(Saved entries)
■ ■ ■ ■ ■ ■ ■
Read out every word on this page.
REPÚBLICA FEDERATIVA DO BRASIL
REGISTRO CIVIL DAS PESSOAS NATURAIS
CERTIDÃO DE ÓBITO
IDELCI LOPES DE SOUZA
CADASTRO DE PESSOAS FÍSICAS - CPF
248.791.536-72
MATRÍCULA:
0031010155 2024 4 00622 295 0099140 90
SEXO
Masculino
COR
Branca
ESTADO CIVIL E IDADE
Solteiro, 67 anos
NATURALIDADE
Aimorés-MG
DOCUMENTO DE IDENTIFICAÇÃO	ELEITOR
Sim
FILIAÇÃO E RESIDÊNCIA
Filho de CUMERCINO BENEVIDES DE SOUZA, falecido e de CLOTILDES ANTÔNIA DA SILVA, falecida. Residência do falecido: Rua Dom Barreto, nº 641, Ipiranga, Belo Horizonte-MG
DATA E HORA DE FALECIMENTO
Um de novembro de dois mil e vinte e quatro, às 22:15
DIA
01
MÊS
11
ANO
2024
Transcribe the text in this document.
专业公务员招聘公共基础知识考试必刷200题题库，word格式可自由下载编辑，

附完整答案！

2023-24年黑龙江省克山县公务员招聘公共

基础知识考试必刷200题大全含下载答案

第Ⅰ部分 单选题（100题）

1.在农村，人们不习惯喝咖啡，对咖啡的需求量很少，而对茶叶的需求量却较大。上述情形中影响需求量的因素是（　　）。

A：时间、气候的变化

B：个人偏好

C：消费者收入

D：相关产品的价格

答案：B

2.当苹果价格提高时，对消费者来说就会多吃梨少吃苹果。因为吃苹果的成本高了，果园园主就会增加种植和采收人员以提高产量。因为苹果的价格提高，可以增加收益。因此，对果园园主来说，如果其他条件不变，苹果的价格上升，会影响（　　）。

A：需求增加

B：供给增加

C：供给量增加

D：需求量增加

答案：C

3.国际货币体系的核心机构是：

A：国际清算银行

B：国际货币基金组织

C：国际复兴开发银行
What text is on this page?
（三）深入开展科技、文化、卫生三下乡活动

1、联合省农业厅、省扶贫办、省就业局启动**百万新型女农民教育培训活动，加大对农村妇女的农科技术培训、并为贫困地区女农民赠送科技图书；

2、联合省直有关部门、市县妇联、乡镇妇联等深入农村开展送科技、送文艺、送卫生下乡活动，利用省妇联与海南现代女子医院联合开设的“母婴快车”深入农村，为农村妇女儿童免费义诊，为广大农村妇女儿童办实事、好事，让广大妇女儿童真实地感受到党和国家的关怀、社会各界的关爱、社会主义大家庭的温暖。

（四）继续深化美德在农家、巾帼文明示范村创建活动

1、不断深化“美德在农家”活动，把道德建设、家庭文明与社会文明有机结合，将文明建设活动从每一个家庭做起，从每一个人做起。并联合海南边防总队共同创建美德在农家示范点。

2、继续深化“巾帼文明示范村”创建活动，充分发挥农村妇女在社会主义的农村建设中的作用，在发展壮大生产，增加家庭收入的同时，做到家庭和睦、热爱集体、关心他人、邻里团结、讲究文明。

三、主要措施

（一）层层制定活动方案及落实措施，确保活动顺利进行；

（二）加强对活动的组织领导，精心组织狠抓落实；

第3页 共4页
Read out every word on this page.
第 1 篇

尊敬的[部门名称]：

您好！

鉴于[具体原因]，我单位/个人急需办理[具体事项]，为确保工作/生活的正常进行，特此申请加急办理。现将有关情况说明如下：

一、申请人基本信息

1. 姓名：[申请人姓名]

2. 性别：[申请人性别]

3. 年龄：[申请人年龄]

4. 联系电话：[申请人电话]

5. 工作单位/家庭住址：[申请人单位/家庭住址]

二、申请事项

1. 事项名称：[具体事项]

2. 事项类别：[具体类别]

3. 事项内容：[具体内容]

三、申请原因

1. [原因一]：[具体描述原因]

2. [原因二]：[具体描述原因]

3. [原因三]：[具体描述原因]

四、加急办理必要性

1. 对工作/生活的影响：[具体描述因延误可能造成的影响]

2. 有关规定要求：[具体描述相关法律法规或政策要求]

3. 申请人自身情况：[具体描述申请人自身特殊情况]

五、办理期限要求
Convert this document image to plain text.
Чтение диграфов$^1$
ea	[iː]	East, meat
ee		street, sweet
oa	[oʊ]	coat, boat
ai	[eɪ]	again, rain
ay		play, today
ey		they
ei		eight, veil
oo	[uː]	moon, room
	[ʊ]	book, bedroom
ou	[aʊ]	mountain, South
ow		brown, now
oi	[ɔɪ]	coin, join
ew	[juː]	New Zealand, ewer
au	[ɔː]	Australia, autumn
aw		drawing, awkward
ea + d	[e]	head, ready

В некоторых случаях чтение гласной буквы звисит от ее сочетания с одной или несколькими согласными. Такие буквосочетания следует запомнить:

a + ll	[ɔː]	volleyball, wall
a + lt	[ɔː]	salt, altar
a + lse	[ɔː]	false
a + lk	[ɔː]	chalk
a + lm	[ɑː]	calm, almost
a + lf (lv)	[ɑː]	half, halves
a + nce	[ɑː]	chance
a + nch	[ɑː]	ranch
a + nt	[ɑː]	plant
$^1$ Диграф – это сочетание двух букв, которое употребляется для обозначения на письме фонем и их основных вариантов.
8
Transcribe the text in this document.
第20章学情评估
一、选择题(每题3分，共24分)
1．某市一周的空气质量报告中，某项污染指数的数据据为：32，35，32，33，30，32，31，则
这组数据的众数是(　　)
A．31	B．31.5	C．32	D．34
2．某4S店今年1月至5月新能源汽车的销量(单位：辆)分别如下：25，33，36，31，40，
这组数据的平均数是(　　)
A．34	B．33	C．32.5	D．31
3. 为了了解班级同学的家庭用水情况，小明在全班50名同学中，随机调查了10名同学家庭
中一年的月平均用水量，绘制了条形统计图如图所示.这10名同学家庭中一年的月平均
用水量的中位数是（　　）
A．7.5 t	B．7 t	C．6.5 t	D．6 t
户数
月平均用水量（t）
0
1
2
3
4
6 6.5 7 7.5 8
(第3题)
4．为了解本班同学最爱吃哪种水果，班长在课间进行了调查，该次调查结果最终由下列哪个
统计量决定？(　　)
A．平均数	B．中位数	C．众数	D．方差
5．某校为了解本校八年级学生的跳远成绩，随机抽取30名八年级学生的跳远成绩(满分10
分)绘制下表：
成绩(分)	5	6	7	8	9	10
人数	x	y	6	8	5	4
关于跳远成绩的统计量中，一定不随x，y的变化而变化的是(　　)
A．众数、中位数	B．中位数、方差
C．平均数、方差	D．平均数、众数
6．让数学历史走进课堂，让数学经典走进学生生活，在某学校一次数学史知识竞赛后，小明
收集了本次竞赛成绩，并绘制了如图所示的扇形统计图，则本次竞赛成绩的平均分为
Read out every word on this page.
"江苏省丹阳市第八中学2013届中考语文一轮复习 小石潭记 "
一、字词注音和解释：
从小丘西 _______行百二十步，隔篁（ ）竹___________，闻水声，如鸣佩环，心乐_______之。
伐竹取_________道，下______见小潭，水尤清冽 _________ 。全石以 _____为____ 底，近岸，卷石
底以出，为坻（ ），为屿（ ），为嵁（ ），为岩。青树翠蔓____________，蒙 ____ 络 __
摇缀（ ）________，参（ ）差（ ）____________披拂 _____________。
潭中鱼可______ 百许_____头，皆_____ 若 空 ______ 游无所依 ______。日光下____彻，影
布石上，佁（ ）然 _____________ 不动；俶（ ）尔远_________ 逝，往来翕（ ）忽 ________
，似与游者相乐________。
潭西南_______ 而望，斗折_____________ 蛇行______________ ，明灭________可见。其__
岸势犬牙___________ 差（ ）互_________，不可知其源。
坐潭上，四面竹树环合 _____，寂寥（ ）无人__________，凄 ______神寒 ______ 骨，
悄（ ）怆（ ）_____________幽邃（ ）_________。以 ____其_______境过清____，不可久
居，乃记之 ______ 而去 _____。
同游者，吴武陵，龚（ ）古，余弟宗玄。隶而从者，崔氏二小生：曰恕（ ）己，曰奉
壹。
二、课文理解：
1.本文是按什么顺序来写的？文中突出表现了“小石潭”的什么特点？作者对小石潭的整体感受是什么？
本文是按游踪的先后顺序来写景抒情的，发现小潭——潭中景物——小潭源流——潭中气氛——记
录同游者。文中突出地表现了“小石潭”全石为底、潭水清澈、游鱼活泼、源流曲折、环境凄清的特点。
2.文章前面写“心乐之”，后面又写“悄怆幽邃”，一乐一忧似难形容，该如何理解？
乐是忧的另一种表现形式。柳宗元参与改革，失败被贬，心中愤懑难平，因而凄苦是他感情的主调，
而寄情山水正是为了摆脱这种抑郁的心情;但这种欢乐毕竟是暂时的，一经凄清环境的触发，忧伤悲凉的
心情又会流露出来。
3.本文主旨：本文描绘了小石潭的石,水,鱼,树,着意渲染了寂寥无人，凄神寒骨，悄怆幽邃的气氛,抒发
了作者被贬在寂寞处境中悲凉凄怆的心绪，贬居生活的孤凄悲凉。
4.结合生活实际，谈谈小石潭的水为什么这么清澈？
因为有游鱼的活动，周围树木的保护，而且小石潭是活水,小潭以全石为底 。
■ ■ ■ ■ ■ ■ ■
## TASK OBJECTIVE
Gather every line containing the word "具体描述原因" and copy it.

## SOLUTION TO THIS PROBLEM
1. [原因一]：[具体描述原因]
2. [原因二]：[具体描述原因]
3. [原因三]：[具体描述原因]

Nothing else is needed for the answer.